* [MATERIAL]:
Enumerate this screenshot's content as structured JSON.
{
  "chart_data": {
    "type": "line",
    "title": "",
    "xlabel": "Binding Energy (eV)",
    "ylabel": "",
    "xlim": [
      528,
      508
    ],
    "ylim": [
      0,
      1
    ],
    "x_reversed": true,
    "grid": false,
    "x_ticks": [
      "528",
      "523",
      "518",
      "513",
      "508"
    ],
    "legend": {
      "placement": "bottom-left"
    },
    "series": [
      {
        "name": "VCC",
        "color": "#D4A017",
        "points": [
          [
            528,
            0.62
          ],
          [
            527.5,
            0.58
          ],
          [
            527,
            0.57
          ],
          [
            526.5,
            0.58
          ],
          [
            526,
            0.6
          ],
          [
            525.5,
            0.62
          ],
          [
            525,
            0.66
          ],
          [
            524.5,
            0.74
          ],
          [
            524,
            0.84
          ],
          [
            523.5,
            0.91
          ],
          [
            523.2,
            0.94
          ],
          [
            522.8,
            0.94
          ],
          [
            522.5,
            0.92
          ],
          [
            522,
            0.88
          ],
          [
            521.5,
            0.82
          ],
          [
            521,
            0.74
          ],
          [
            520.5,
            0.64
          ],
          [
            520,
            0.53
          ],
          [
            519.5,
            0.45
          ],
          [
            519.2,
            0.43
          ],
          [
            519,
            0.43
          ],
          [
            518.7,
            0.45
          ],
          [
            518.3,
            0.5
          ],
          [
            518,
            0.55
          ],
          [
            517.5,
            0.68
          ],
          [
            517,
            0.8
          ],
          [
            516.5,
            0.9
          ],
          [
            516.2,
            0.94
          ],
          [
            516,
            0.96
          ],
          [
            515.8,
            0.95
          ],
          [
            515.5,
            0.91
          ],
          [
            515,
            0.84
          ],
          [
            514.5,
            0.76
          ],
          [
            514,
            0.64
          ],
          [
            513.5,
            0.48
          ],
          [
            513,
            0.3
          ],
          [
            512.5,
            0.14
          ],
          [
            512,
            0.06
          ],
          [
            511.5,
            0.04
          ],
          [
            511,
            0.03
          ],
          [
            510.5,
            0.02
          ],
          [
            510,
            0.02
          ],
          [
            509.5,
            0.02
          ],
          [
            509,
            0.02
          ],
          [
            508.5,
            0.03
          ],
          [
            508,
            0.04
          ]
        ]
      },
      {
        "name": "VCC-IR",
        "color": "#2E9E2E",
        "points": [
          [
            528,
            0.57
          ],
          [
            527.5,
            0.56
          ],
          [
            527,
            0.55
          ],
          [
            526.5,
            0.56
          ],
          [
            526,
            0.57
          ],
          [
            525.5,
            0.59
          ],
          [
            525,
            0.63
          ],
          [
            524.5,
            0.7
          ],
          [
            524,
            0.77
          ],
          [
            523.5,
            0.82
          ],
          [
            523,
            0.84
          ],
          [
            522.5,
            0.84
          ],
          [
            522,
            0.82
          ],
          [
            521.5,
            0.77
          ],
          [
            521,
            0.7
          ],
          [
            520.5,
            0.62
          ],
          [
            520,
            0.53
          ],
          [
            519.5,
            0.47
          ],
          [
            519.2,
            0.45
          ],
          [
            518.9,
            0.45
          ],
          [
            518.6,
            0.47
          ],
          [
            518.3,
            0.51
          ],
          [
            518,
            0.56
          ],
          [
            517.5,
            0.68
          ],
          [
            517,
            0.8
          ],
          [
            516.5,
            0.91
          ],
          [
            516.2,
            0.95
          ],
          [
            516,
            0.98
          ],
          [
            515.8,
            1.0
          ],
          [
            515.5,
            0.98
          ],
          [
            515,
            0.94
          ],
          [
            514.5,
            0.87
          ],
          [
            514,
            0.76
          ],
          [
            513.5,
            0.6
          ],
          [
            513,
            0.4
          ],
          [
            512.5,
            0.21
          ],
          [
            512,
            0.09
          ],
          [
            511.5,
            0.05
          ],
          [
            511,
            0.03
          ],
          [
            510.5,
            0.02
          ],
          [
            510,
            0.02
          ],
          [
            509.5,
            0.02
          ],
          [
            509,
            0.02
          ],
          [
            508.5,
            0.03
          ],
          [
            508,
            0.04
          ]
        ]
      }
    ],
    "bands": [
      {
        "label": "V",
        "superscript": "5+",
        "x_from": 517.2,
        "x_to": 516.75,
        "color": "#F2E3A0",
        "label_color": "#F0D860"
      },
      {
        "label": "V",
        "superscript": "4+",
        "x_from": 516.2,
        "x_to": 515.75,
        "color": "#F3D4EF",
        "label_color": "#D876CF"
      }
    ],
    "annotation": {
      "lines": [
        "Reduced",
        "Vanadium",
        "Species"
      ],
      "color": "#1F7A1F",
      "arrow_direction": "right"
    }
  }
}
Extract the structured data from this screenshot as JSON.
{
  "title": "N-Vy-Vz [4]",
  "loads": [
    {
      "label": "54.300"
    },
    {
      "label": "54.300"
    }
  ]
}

* [WHAT IS BEING ASKED]: Go through the listing above and list every line that has the word "structured".

* [SOLUTION TO THE EXERCISE]:
Enumerate this screenshot's content as structured JSON.
Extract the structured data from this screenshot as JSON.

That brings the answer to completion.